Exercise details:
Pick out each line in these entries that contains the string "limits".

Supplied material:
□ □ □ □

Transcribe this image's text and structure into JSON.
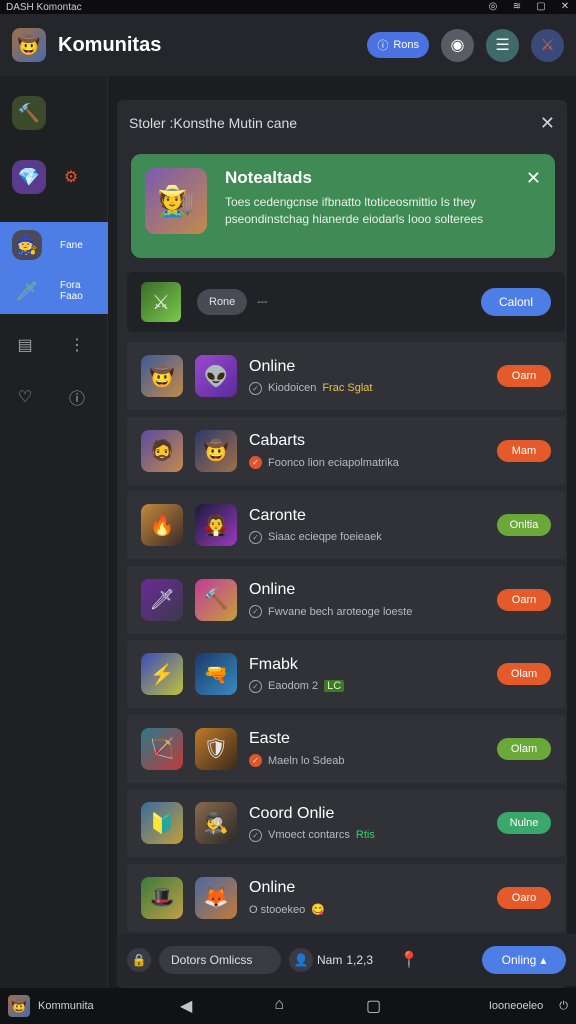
{
  "status_bar": {
    "left_text": "DASH Komontac",
    "icons": [
      "game-icon",
      "wifi-icon",
      "window-icon",
      "close-icon"
    ]
  },
  "app_bar": {
    "title": "Komunitas",
    "pill_label": "Rons"
  },
  "sidebar": {
    "selected_items": [
      {
        "label": "Fane"
      },
      {
        "label": "Fora\nFaao"
      }
    ]
  },
  "panel": {
    "title": "Stoler :Konsthe Mutin cane",
    "notice": {
      "title": "Notealtads",
      "text": "Toes cedengcnse ifbnatto ltoticeosmittio Is they pseondinstchag hianerde eiodarls Iooo solterees"
    },
    "search": {
      "chip": "Rone",
      "dash": "---",
      "button": "Calonl"
    },
    "rows": [
      {
        "title": "Online",
        "sub": "Kiodoicen",
        "sub_hl": "Frac Sglat",
        "badge": "Oarn",
        "badge_color": "orange"
      },
      {
        "title": "Cabarts",
        "sub": "Foonco lion eciapolmatrika",
        "badge": "Mam",
        "badge_color": "orange"
      },
      {
        "title": "Caronte",
        "sub": "Siaac ecieqpe foeieaek",
        "badge": "Onltia",
        "badge_color": "green"
      },
      {
        "title": "Online",
        "sub": "Fwvane bech aroteoge loeste",
        "badge": "Oarn",
        "badge_color": "orange"
      },
      {
        "title": "Fmabk",
        "sub": "Eaodom 2",
        "sub_tag": "LC",
        "badge": "Olam",
        "badge_color": "orange"
      },
      {
        "title": "Easte",
        "sub": "Maeln lo Sdeab",
        "badge": "Olam",
        "badge_color": "green"
      },
      {
        "title": "Coord Onlie",
        "sub": "Vmoect contarcs",
        "sub_hl_green": "Rtis",
        "badge": "Nulne",
        "badge_color": "teal"
      },
      {
        "title": "Online",
        "sub": "O stooekeo",
        "badge": "Oaro",
        "badge_color": "orange"
      }
    ]
  },
  "bottom_bar": {
    "input_placeholder": "Dotors Omlicss",
    "name_label": "Nam",
    "name_value": "1,2,3",
    "button": "Onling"
  },
  "nav_bar": {
    "app_name": "Kommunita",
    "right_text": "Iooneoeleo"
  },
  "colors": {
    "accent": "#4d7ee6",
    "notice_bg": "#3f8a55",
    "badge_orange": "#e55a2a",
    "badge_green": "#6aa83a"
  }
}
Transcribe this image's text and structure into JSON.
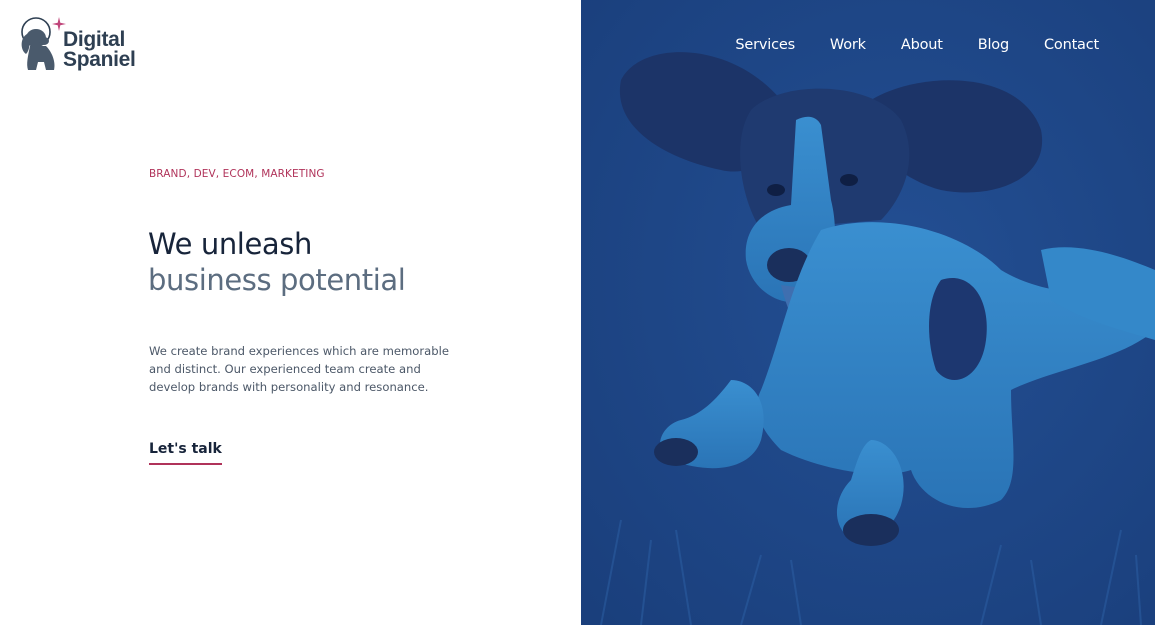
{
  "brand": {
    "name_line1": "Digital",
    "name_line2": "Spaniel",
    "logo_icon": "spaniel-astronaut-icon",
    "sparkle_icon": "sparkle-icon"
  },
  "nav": {
    "items": [
      {
        "label": "Services"
      },
      {
        "label": "Work"
      },
      {
        "label": "About"
      },
      {
        "label": "Blog"
      },
      {
        "label": "Contact"
      }
    ]
  },
  "hero": {
    "eyebrow": "BRAND, DEV, ECOM, MARKETING",
    "headline_line1": "We unleash",
    "headline_line2": "business potential",
    "body": "We create brand experiences which are memorable and distinct. Our experienced team create and develop brands with personality and resonance.",
    "cta_label": "Let's talk",
    "image_icon": "running-spaniel-photo"
  },
  "colors": {
    "accent": "#b0335a",
    "heading_dark": "#17243a",
    "heading_muted": "#5c6d80",
    "hero_blue_dark": "#1e3f7d",
    "hero_blue_light": "#2f84c6"
  }
}
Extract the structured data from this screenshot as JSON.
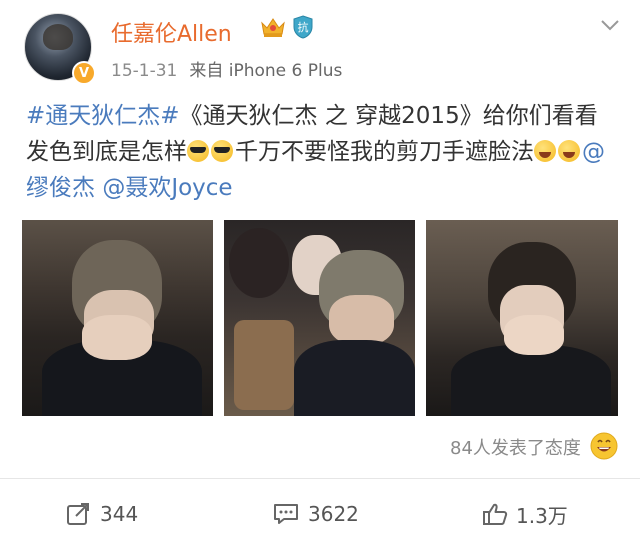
{
  "user": {
    "name": "任嘉伦Allen",
    "verified_badge": "V",
    "badges": [
      "crown-icon",
      "shield-badge-icon"
    ],
    "shield_badge_text": "抗"
  },
  "post": {
    "date": "15-1-31",
    "source": "来自 iPhone 6 Plus",
    "content": {
      "hashtag": "#通天狄仁杰#",
      "text1": "《通天狄仁杰 之 穿越2015》给你们看看发色到底是怎样",
      "text2": "千万不要怪我的剪刀手遮脸法",
      "mention1": "@缪俊杰",
      "mention2": "@聂欢Joyce"
    },
    "photos": [
      {
        "name": "selfie-photo-1"
      },
      {
        "name": "selfie-photo-2"
      },
      {
        "name": "selfie-photo-3"
      }
    ],
    "attitude_text": "84人发表了态度"
  },
  "actions": {
    "repost_count": "344",
    "comment_count": "3622",
    "like_count": "1.3万"
  },
  "colors": {
    "name": "#e86b2e",
    "link": "#4a7bbd",
    "meta": "#8a8a8a",
    "verified": "#f8a92b"
  }
}
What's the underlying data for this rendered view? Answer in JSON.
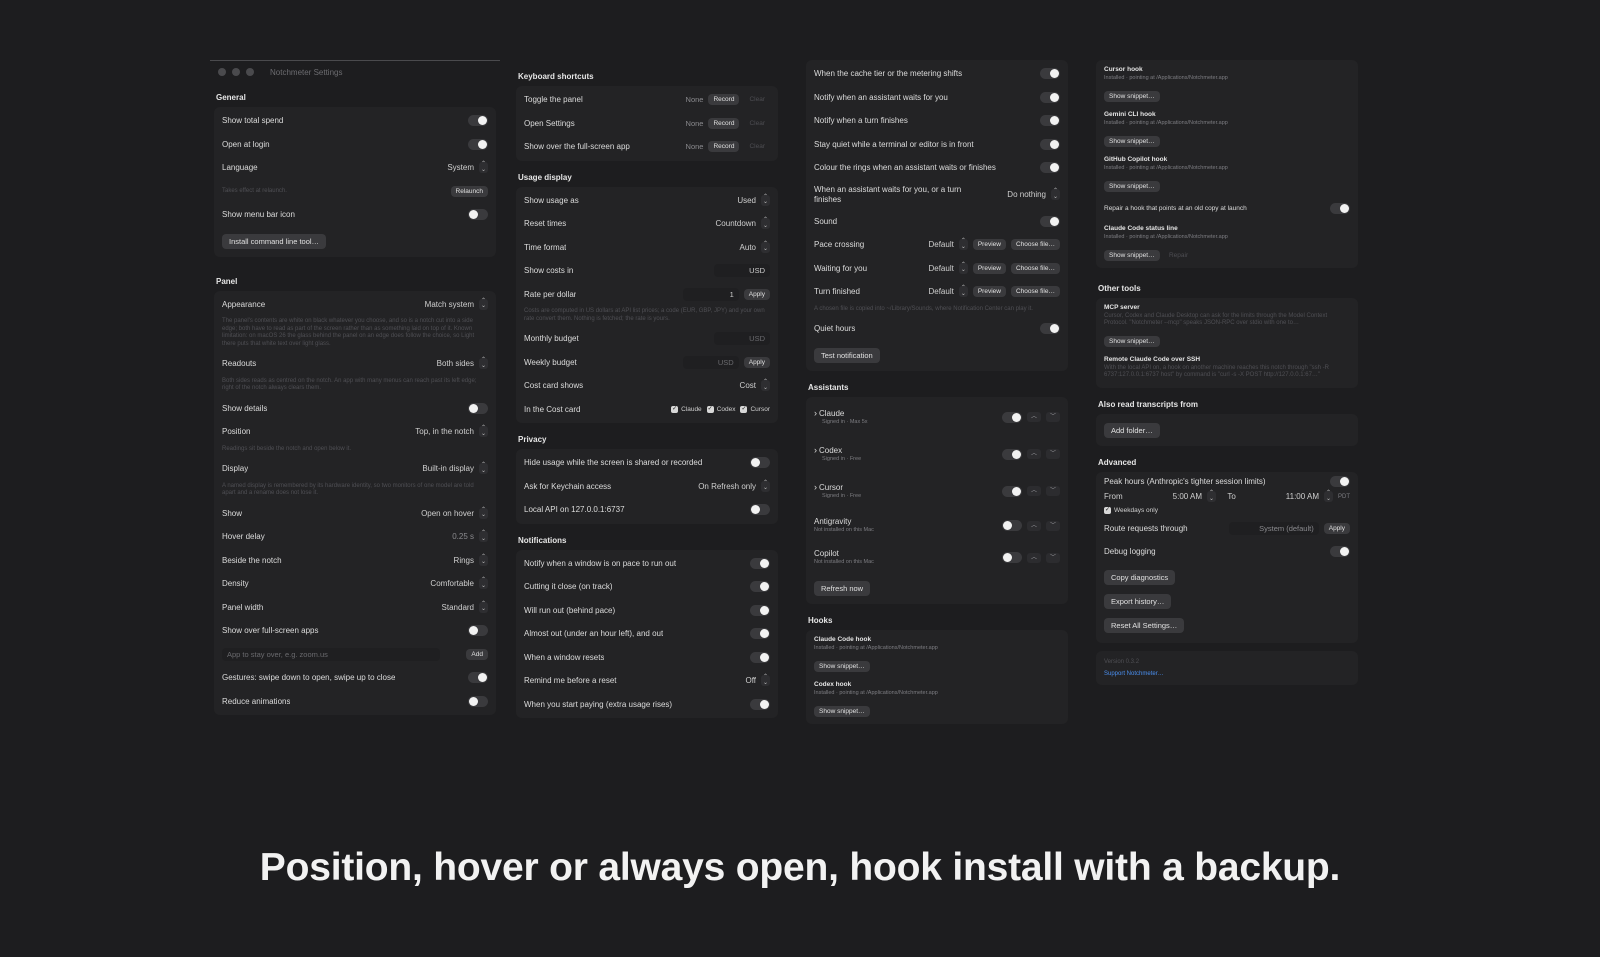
{
  "window": {
    "title": "Notchmeter Settings"
  },
  "caption": "Position, hover or always open, hook install with a backup.",
  "col1": {
    "general_h": "General",
    "show_total_spend": "Show total spend",
    "open_at_login": "Open at login",
    "language": "Language",
    "language_val": "System",
    "relaunch_note": "Takes effect at relaunch.",
    "relaunch_btn": "Relaunch",
    "show_menu_bar_icon": "Show menu bar icon",
    "install_cli_btn": "Install command line tool…",
    "panel_h": "Panel",
    "appearance": "Appearance",
    "appearance_val": "Match system",
    "appearance_note": "The panel's contents are white on black whatever you choose, and so is a notch cut into a side edge; both have to read as part of the screen rather than as something laid on top of it. Known limitation: on macOS 26 the glass behind the panel on an edge does follow the choice, so Light there puts that white text over light glass.",
    "readouts": "Readouts",
    "readouts_val": "Both sides",
    "readouts_note": "Both sides reads as centred on the notch. An app with many menus can reach past its left edge; right of the notch always clears them.",
    "show_details": "Show details",
    "position": "Position",
    "position_val": "Top, in the notch",
    "position_note": "Readings sit beside the notch and open below it.",
    "display": "Display",
    "display_val": "Built-in display",
    "display_note": "A named display is remembered by its hardware identity, so two monitors of one model are told apart and a rename does not lose it.",
    "show": "Show",
    "show_val": "Open on hover",
    "hover_delay": "Hover delay",
    "hover_delay_val": "0.25 s",
    "beside_notch": "Beside the notch",
    "beside_notch_val": "Rings",
    "density": "Density",
    "density_val": "Comfortable",
    "panel_width": "Panel width",
    "panel_width_val": "Standard",
    "show_over_fs": "Show over full-screen apps",
    "app_placeholder": "App to stay over, e.g. zoom.us",
    "add_btn": "Add",
    "gestures": "Gestures: swipe down to open, swipe up to close",
    "reduce_anim": "Reduce animations"
  },
  "col2": {
    "kb_h": "Keyboard shortcuts",
    "toggle_panel": "Toggle the panel",
    "open_settings": "Open Settings",
    "show_over_fs_app": "Show over the full-screen app",
    "none": "None",
    "record": "Record",
    "clear": "Clear",
    "usage_h": "Usage display",
    "show_usage_as": "Show usage as",
    "show_usage_as_val": "Used",
    "reset_times": "Reset times",
    "reset_times_val": "Countdown",
    "time_format": "Time format",
    "time_format_val": "Auto",
    "show_costs_in": "Show costs in",
    "show_costs_in_val": "USD",
    "rate_per_dollar": "Rate per dollar",
    "rate_val": "1",
    "apply": "Apply",
    "costs_note": "Costs are computed in US dollars at API list prices; a code (EUR, GBP, JPY) and your own rate convert them. Nothing is fetched; the rate is yours.",
    "monthly_budget": "Monthly budget",
    "monthly_val": "USD",
    "weekly_budget": "Weekly budget",
    "weekly_val": "USD",
    "cost_card_shows": "Cost card shows",
    "cost_card_val": "Cost",
    "in_cost_card": "In the Cost card",
    "chk_claude": "Claude",
    "chk_codex": "Codex",
    "chk_cursor": "Cursor",
    "privacy_h": "Privacy",
    "hide_usage": "Hide usage while the screen is shared or recorded",
    "keychain": "Ask for Keychain access",
    "keychain_val": "On Refresh only",
    "local_api": "Local API on 127.0.0.1:6737",
    "notif_h": "Notifications",
    "n1": "Notify when a window is on pace to run out",
    "n2": "Cutting it close (on track)",
    "n3": "Will run out (behind pace)",
    "n4": "Almost out (under an hour left), and out",
    "n5": "When a window resets",
    "n6": "Remind me before a reset",
    "n6_val": "Off",
    "n7": "When you start paying (extra usage rises)"
  },
  "col3": {
    "cache_tier": "When the cache tier or the metering shifts",
    "notify_waits": "Notify when an assistant waits for you",
    "notify_turn": "Notify when a turn finishes",
    "stay_quiet": "Stay quiet while a terminal or editor is in front",
    "colour_rings": "Colour the rings when an assistant waits or finishes",
    "when_waits": "When an assistant waits for you, or a turn finishes",
    "when_waits_val": "Do nothing",
    "sound": "Sound",
    "pace_crossing": "Pace crossing",
    "waiting_for_you": "Waiting for you",
    "turn_finished": "Turn finished",
    "default": "Default",
    "preview": "Preview",
    "choose_file": "Choose file…",
    "sound_note": "A chosen file is copied into ~/Library/Sounds, where Notification Center can play it.",
    "quiet_hours": "Quiet hours",
    "test_notif": "Test notification",
    "assistants_h": "Assistants",
    "a_claude": "Claude",
    "a_claude_sub": "Signed in · Max 5x",
    "a_codex": "Codex",
    "a_codex_sub": "Signed in · Free",
    "a_cursor": "Cursor",
    "a_cursor_sub": "Signed in · Free",
    "a_antigravity": "Antigravity",
    "a_antigravity_sub": "Not installed on this Mac",
    "a_copilot": "Copilot",
    "a_copilot_sub": "Not installed on this Mac",
    "refresh_now": "Refresh now",
    "hooks_h": "Hooks",
    "claude_hook": "Claude Code hook",
    "installed_path": "Installed · pointing at /Applications/Notchmeter.app",
    "show_snippet": "Show snippet…",
    "codex_hook": "Codex hook"
  },
  "col4": {
    "cursor_hook": "Cursor hook",
    "installed_path": "Installed · pointing at /Applications/Notchmeter.app",
    "show_snippet": "Show snippet…",
    "gemini_hook": "Gemini CLI hook",
    "copilot_hook": "GitHub Copilot hook",
    "repair_hook": "Repair a hook that points at an old copy at launch",
    "claude_status": "Claude Code status line",
    "repair": "Repair",
    "other_h": "Other tools",
    "mcp": "MCP server",
    "mcp_note": "Cursor, Codex and Claude Desktop can ask for the limits through the Model Context Protocol. \"Notchmeter --mcp\" speaks JSON-RPC over stdio with one to…",
    "remote": "Remote Claude Code over SSH",
    "remote_note": "With the local API on, a hook on another machine reaches this notch through \"ssh -R 6737:127.0.0.1:6737 host\" by command is \"curl -s -X POST http://127.0.0.1:67…\"",
    "also_h": "Also read transcripts from",
    "add_folder": "Add folder…",
    "adv_h": "Advanced",
    "peak": "Peak hours (Anthropic's tighter session limits)",
    "from": "From",
    "from_val": "5:00 AM",
    "to": "To",
    "to_val": "11:00 AM",
    "tz": "PDT",
    "weekdays": "Weekdays only",
    "route": "Route requests through",
    "route_val": "System (default)",
    "apply": "Apply",
    "debug": "Debug logging",
    "copy_diag": "Copy diagnostics",
    "export_hist": "Export history…",
    "reset_all": "Reset All Settings…",
    "version": "Version 0.3.2",
    "support": "Support Notchmeter…"
  }
}
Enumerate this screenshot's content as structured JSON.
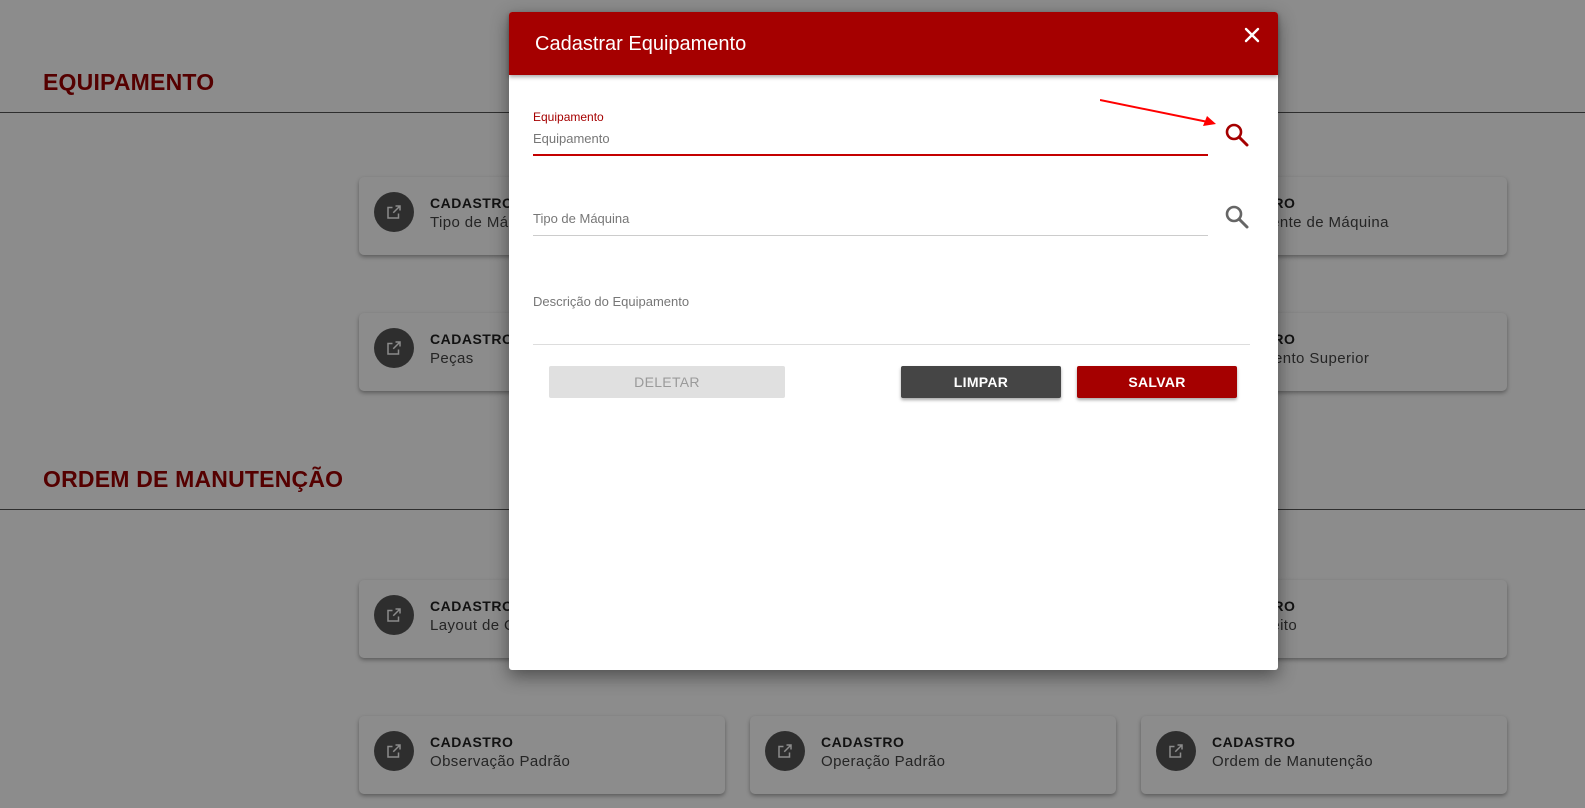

□ □ □ □

Full response:
    "mcp_note": "Cursor, Codex and Claude Desktop can ask for the limits through the Model Context Protocol. \"Notchmeter --mcp\" speaks JSON-RPC over stdio with one to…",
    "peak": "Peak hours (Anthropic's tighter session limits)",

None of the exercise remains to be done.